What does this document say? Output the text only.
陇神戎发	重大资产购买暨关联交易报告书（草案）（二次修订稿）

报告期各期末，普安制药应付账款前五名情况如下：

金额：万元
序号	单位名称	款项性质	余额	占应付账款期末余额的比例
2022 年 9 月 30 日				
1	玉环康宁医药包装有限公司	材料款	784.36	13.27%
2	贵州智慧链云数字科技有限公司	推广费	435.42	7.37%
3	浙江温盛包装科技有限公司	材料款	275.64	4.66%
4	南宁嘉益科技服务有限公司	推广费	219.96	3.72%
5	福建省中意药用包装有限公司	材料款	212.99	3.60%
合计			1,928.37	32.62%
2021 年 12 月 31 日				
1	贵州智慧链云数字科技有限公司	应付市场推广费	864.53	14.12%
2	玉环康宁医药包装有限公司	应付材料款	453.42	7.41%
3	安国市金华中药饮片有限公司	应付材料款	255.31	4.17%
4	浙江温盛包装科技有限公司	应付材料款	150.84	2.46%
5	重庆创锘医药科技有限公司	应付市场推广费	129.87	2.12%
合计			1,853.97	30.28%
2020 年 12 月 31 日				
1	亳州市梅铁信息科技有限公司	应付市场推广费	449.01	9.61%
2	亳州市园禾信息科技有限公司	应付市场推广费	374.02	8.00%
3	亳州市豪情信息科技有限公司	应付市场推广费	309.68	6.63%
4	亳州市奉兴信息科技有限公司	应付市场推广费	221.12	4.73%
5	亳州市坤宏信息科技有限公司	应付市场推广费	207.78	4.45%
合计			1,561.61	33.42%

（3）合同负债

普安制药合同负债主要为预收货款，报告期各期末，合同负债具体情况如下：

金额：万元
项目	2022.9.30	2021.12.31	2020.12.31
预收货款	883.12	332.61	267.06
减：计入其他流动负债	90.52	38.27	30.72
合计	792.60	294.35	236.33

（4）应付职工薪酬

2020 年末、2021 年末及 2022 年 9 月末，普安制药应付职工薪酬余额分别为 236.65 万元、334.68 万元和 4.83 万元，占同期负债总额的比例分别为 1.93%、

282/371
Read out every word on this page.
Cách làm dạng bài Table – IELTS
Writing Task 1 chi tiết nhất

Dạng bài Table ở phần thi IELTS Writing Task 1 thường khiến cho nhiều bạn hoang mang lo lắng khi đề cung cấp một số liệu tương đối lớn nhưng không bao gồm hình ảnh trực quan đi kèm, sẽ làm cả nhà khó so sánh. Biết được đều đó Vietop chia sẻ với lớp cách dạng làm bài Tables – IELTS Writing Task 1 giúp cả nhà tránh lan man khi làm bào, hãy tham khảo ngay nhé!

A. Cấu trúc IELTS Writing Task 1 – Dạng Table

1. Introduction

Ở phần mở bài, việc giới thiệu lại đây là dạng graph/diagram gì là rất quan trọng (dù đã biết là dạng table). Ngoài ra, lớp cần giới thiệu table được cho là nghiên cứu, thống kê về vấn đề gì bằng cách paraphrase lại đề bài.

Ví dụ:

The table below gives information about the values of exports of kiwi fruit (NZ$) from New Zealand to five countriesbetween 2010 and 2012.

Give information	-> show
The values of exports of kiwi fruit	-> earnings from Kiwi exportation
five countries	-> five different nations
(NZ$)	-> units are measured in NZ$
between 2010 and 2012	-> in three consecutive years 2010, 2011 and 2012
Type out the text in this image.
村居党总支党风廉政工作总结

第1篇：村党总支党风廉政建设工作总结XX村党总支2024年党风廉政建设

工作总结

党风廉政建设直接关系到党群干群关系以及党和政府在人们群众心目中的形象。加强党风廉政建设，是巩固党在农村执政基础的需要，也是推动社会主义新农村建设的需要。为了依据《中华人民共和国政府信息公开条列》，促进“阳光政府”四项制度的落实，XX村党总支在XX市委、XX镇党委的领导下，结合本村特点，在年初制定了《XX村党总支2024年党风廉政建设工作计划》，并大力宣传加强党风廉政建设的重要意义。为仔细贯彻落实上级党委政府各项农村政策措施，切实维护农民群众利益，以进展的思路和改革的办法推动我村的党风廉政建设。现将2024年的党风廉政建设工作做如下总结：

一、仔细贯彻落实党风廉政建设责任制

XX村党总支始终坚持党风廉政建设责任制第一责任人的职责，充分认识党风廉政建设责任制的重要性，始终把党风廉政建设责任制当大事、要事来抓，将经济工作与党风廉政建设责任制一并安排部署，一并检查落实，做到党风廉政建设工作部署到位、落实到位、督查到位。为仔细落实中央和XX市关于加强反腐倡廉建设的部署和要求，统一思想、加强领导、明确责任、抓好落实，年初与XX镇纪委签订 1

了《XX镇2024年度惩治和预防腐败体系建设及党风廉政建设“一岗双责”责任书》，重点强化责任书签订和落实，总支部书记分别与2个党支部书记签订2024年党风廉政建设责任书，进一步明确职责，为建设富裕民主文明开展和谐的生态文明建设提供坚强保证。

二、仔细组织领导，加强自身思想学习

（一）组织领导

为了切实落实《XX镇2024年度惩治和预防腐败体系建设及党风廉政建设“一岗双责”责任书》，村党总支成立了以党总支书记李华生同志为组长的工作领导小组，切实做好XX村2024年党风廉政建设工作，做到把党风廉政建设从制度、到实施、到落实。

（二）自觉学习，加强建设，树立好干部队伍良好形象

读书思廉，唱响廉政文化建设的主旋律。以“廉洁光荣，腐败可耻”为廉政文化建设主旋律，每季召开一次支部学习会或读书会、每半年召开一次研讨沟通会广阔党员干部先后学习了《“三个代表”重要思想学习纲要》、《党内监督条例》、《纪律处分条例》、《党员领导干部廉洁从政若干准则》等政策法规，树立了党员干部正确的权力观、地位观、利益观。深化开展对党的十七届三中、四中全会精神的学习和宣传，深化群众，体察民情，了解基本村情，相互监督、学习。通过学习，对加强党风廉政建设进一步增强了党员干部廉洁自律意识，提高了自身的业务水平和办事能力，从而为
-=-=-
Each record above should be repeated exactly as it appears.

— TASK ANSWER —
What does this document say? Output the text only.
陇神戎发	重大资产购买暨关联交易报告书（草案）（二次修订稿）

报告期各期末，普安制药应付账款前五名情况如下：

金额：万元
序号	单位名称	款项性质	余额	占应付账款期末余额的比例
2022 年 9 月 30 日				
1	玉环康宁医药包装有限公司	材料款	784.36	13.27%
2	贵州智慧链云数字科技有限公司	推广费	435.42	7.37%
3	浙江温盛包装科技有限公司	材料款	275.64	4.66%
4	南宁嘉益科技服务有限公司	推广费	219.96	3.72%
5	福建省中意药用包装有限公司	材料款	212.99	3.60%
合计			1,928.37	32.62%
2021 年 12 月 31 日				
1	贵州智慧链云数字科技有限公司	应付市场推广费	864.53	14.12%
2	玉环康宁医药包装有限公司	应付材料款	453.42	7.41%
3	安国市金华中药饮片有限公司	应付材料款	255.31	4.17%
4	浙江温盛包装科技有限公司	应付材料款	150.84	2.46%
5	重庆创锘医药科技有限公司	应付市场推广费	129.87	2.12%
合计			1,853.97	30.28%
2020 年 12 月 31 日				
1	亳州市梅铁信息科技有限公司	应付市场推广费	449.01	9.61%
2	亳州市园禾信息科技有限公司	应付市场推广费	374.02	8.00%
3	亳州市豪情信息科技有限公司	应付市场推广费	309.68	6.63%
4	亳州市奉兴信息科技有限公司	应付市场推广费	221.12	4.73%
5	亳州市坤宏信息科技有限公司	应付市场推广费	207.78	4.45%
合计			1,561.61	33.42%

（3）合同负债

普安制药合同负债主要为预收货款，报告期各期末，合同负债具体情况如下：

金额：万元
项目	2022.9.30	2021.12.31	2020.12.31
预收货款	883.12	332.61	267.06
减：计入其他流动负债	90.52	38.27	30.72
合计	792.60	294.35	236.33

（4）应付职工薪酬

2020 年末、2021 年末及 2022 年 9 月末，普安制药应付职工薪酬余额分别为 236.65 万元、334.68 万元和 4.83 万元，占同期负债总额的比例分别为 1.93%、

282/371
Read out every word on this page.
Cách làm dạng bài Table – IELTS
Writing Task 1 chi tiết nhất

Dạng bài Table ở phần thi IELTS Writing Task 1 thường khiến cho nhiều bạn hoang mang lo lắng khi đề cung cấp một số liệu tương đối lớn nhưng không bao gồm hình ảnh trực quan đi kèm, sẽ làm cả nhà khó so sánh. Biết được đều đó Vietop chia sẻ với lớp cách dạng làm bài Tables – IELTS Writing Task 1 giúp cả nhà tránh lan man khi làm bào, hãy tham khảo ngay nhé!

A. Cấu trúc IELTS Writing Task 1 – Dạng Table

1. Introduction

Ở phần mở bài, việc giới thiệu lại đây là dạng graph/diagram gì là rất quan trọng (dù đã biết là dạng table). Ngoài ra, lớp cần giới thiệu table được cho là nghiên cứu, thống kê về vấn đề gì bằng cách paraphrase lại đề bài.

Ví dụ:

The table below gives information about the values of exports of kiwi fruit (NZ$) from New Zealand to five countriesbetween 2010 and 2012.

Give information	-> show
The values of exports of kiwi fruit	-> earnings from Kiwi exportation
five countries	-> five different nations
(NZ$)	-> units are measured in NZ$
between 2010 and 2012	-> in three consecutive years 2010, 2011 and 2012
Type out the text in this image.
村居党总支党风廉政工作总结

第1篇：村党总支党风廉政建设工作总结XX村党总支2024年党风廉政建设

工作总结

党风廉政建设直接关系到党群干群关系以及党和政府在人们群众心目中的形象。加强党风廉政建设，是巩固党在农村执政基础的需要，也是推动社会主义新农村建设的需要。为了依据《中华人民共和国政府信息公开条列》，促进“阳光政府”四项制度的落实，XX村党总支在XX市委、XX镇党委的领导下，结合本村特点，在年初制定了《XX村党总支2024年党风廉政建设工作计划》，并大力宣传加强党风廉政建设的重要意义。为仔细贯彻落实上级党委政府各项农村政策措施，切实维护农民群众利益，以进展的思路和改革的办法推动我村的党风廉政建设。现将2024年的党风廉政建设工作做如下总结：

一、仔细贯彻落实党风廉政建设责任制

XX村党总支始终坚持党风廉政建设责任制第一责任人的职责，充分认识党风廉政建设责任制的重要性，始终把党风廉政建设责任制当大事、要事来抓，将经济工作与党风廉政建设责任制一并安排部署，一并检查落实，做到党风廉政建设工作部署到位、落实到位、督查到位。为仔细落实中央和XX市关于加强反腐倡廉建设的部署和要求，统一思想、加强领导、明确责任、抓好落实，年初与XX镇纪委签订 1

了《XX镇2024年度惩治和预防腐败体系建设及党风廉政建设“一岗双责”责任书》，重点强化责任书签订和落实，总支部书记分别与2个党支部书记签订2024年党风廉政建设责任书，进一步明确职责，为建设富裕民主文明开展和谐的生态文明建设提供坚强保证。

二、仔细组织领导，加强自身思想学习

（一）组织领导

为了切实落实《XX镇2024年度惩治和预防腐败体系建设及党风廉政建设“一岗双责”责任书》，村党总支成立了以党总支书记李华生同志为组长的工作领导小组，切实做好XX村2024年党风廉政建设工作，做到把党风廉政建设从制度、到实施、到落实。

（二）自觉学习，加强建设，树立好干部队伍良好形象

读书思廉，唱响廉政文化建设的主旋律。以“廉洁光荣，腐败可耻”为廉政文化建设主旋律，每季召开一次支部学习会或读书会、每半年召开一次研讨沟通会广阔党员干部先后学习了《“三个代表”重要思想学习纲要》、《党内监督条例》、《纪律处分条例》、《党员领导干部廉洁从政若干准则》等政策法规，树立了党员干部正确的权力观、地位观、利益观。深化开展对党的十七届三中、四中全会精神的学习和宣传，深化群众，体察民情，了解基本村情，相互监督、学习。通过学习，对加强党风廉政建设进一步增强了党员干部廉洁自律意识，提高了自身的业务水平和办事能力，从而为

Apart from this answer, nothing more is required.